▶ Work instructions
Reproduce everything from the start of the data down to the line containing "chat-header: 王**(尾号0686) 订单", changing "bbox" to "bounding box" and leaving all else unchanged.

▶ Data for the task
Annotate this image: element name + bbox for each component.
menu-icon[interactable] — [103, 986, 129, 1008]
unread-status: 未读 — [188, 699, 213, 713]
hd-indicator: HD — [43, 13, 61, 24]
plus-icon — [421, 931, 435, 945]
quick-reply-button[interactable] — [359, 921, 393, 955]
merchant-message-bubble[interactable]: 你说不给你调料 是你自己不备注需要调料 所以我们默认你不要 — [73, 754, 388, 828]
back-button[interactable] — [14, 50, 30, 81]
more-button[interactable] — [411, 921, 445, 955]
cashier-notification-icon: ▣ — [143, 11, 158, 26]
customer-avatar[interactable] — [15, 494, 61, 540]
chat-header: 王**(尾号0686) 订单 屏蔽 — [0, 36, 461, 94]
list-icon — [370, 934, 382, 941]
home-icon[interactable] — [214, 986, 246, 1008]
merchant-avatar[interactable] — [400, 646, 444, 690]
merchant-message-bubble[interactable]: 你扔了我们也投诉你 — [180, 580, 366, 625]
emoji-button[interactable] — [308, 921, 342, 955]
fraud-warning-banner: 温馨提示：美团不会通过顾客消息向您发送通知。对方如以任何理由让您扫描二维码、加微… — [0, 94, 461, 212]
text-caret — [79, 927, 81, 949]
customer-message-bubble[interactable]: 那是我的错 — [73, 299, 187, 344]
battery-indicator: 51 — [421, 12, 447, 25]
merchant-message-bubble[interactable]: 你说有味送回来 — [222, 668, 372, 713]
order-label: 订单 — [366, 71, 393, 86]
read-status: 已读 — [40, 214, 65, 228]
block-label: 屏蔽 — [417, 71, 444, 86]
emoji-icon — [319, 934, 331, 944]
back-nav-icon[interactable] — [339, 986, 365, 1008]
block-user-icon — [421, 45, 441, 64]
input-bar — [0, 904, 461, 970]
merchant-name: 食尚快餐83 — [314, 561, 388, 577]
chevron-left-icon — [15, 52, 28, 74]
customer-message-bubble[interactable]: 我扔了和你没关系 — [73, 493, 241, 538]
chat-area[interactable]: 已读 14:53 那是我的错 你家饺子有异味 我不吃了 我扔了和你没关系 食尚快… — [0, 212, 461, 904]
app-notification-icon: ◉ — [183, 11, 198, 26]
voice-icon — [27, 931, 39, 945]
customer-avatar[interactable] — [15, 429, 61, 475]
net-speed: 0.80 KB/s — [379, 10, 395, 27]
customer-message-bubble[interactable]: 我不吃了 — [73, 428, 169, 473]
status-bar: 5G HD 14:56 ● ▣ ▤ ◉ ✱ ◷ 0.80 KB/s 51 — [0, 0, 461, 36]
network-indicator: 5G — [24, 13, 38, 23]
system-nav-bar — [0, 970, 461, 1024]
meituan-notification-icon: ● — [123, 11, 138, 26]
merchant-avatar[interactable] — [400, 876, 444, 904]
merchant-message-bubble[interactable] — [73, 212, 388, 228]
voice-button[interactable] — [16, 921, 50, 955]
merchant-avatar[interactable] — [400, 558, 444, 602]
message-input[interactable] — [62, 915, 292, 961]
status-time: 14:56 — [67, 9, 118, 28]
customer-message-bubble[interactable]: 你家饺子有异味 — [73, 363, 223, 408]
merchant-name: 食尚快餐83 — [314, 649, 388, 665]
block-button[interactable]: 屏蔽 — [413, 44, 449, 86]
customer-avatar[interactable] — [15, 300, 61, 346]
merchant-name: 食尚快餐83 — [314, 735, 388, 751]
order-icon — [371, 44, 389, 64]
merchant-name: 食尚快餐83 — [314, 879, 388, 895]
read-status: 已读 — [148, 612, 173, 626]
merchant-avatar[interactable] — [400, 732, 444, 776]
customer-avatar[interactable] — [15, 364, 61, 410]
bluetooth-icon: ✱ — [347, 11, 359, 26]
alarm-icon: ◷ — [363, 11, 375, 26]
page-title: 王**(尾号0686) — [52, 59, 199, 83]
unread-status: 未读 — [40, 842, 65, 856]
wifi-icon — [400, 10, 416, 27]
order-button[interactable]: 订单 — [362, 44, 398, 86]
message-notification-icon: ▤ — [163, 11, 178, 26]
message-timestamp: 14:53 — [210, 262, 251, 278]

▶ Right answer
Annotate this image: element name + bounding box for each component.
menu-icon[interactable] — [103, 986, 129, 1008]
unread-status: 未读 — [188, 699, 213, 713]
hd-indicator: HD — [43, 13, 61, 24]
plus-icon — [421, 931, 435, 945]
quick-reply-button[interactable] — [359, 921, 393, 955]
merchant-message-bubble[interactable]: 你说不给你调料 是你自己不备注需要调料 所以我们默认你不要 — [73, 754, 388, 828]
back-button[interactable] — [14, 50, 30, 81]
more-button[interactable] — [411, 921, 445, 955]
cashier-notification-icon: ▣ — [143, 11, 158, 26]
customer-avatar[interactable] — [15, 494, 61, 540]
chat-header: 王**(尾号0686) 订单 屏蔽 — [0, 36, 461, 94]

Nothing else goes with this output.